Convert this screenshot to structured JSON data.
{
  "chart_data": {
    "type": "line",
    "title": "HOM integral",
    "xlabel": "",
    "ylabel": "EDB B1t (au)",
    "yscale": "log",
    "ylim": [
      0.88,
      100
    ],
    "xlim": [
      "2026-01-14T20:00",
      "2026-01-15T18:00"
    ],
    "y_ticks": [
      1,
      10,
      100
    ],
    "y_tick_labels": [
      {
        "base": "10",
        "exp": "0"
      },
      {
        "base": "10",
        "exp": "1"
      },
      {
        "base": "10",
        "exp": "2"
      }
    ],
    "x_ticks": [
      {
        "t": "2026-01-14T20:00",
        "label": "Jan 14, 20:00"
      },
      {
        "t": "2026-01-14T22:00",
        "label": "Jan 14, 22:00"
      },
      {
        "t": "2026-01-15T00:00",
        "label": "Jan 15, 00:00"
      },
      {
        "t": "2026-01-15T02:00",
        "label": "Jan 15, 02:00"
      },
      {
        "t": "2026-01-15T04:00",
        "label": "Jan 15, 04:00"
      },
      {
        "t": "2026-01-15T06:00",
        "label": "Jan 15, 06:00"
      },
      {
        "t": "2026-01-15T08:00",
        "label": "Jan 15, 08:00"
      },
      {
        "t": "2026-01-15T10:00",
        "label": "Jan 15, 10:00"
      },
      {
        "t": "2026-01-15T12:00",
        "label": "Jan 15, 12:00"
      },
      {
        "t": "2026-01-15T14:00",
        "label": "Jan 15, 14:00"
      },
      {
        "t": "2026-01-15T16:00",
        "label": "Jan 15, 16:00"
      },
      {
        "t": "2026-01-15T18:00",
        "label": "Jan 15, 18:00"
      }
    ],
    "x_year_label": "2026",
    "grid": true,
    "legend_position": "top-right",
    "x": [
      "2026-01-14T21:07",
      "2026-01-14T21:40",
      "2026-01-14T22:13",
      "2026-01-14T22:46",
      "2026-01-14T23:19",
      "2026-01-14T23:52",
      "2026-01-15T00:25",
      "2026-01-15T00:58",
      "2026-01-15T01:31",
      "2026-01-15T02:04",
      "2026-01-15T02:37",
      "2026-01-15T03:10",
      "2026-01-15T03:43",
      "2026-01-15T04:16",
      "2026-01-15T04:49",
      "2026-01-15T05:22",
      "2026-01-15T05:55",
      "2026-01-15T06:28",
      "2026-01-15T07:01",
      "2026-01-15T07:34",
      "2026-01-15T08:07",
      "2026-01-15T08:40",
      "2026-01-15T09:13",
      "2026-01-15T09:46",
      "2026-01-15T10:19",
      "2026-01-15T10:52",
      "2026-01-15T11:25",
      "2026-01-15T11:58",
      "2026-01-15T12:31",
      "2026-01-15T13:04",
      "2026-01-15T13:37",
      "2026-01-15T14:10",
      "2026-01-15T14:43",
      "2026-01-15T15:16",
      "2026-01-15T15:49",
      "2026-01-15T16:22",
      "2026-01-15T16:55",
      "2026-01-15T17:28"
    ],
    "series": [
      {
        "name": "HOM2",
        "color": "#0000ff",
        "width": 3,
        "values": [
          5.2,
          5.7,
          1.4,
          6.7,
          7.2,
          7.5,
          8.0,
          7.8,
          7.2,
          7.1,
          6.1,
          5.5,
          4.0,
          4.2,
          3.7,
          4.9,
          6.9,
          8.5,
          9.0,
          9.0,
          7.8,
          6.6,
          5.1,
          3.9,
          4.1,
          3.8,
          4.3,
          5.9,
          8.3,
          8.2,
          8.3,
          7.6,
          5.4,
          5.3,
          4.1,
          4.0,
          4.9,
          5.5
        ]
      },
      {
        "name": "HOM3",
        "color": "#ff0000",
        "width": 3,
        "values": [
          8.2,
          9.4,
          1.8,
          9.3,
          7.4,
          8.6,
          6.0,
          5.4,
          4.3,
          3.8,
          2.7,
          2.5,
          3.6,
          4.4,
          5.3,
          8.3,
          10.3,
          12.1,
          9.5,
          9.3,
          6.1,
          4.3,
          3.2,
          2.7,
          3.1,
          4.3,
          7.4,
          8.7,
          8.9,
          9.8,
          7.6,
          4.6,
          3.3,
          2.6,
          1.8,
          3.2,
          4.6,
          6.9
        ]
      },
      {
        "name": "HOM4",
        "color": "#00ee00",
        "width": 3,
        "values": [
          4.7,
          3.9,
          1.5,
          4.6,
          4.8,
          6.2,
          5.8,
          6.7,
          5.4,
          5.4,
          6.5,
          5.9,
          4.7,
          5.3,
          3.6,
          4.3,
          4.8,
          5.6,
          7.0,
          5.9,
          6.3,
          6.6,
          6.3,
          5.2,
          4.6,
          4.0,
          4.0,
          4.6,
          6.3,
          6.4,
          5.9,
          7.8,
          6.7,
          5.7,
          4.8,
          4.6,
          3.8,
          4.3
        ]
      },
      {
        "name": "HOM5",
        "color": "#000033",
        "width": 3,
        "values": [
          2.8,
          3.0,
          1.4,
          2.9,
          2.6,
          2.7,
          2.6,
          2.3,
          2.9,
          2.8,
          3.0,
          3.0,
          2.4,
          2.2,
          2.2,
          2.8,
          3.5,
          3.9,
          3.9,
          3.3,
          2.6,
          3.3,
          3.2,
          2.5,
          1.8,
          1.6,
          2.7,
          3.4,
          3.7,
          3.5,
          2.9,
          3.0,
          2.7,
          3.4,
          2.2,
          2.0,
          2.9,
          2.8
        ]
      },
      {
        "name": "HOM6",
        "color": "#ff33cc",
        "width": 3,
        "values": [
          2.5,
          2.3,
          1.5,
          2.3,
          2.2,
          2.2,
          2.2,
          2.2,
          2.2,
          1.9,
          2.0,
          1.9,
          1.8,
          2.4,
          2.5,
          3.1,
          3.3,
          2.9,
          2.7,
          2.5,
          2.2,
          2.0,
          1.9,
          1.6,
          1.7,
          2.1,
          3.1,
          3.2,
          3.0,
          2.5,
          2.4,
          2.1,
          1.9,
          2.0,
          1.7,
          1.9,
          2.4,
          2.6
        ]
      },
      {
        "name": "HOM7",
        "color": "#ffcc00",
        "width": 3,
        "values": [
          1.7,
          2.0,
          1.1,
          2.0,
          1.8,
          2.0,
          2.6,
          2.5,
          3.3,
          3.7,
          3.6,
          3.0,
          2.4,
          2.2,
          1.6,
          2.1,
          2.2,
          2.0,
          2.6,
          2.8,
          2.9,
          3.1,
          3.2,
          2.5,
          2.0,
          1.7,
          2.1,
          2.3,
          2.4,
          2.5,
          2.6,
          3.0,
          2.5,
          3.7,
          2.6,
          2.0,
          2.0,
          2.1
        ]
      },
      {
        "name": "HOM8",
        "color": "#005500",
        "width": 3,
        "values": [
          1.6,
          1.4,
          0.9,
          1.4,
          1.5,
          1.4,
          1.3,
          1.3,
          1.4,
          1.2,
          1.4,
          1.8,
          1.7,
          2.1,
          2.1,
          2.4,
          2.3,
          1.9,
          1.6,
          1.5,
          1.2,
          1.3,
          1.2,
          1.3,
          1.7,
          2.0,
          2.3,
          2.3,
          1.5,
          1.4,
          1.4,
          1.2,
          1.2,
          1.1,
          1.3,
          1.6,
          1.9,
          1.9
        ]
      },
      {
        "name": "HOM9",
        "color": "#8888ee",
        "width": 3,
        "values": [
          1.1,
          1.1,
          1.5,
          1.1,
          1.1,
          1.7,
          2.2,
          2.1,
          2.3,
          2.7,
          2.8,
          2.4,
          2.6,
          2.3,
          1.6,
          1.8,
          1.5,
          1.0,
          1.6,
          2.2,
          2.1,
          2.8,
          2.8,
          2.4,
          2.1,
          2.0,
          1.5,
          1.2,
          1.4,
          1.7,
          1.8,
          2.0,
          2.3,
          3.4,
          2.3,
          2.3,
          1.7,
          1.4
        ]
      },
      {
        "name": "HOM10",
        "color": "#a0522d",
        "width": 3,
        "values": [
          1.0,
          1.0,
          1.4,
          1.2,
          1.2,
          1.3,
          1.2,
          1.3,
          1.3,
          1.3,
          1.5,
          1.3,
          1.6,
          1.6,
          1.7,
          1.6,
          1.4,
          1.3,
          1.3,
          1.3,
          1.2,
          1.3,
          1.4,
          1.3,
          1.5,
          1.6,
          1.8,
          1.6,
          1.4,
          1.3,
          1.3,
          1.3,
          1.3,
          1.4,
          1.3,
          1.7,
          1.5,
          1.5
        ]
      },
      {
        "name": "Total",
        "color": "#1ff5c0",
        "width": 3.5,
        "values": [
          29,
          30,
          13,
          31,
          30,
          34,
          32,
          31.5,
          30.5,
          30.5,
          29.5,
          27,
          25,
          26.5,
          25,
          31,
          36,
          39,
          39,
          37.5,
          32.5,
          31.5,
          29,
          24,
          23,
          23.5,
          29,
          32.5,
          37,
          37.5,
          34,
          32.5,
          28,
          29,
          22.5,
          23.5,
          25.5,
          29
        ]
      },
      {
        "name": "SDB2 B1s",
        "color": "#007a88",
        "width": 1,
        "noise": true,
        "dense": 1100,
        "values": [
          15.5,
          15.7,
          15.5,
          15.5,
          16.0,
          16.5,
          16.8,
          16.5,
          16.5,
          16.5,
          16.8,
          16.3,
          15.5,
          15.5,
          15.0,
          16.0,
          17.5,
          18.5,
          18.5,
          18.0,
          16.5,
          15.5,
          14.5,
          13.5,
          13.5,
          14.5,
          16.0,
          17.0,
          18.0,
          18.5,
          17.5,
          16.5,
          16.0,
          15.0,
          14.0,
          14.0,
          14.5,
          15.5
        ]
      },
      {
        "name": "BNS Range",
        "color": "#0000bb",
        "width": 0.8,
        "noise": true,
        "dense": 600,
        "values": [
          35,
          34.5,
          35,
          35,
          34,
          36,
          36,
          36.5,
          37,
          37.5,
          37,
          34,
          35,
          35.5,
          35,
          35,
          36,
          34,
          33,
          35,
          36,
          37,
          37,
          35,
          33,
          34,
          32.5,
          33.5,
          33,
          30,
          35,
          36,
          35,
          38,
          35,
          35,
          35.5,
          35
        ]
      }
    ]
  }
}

※ ※ ※

### Exercise instructions:
Extract from the material all lines containing the string "name".

### Solution for this problem:
        "name": "HOM2",
        "name": "HOM3",
        "name": "HOM4",
        "name": "HOM5",
        "name": "HOM6",
        "name": "HOM7",
        "name": "HOM8",
        "name": "HOM9",
        "name": "HOM10",
        "name": "Total",
        "name": "SDB2 B1s",
        "name": "BNS Range",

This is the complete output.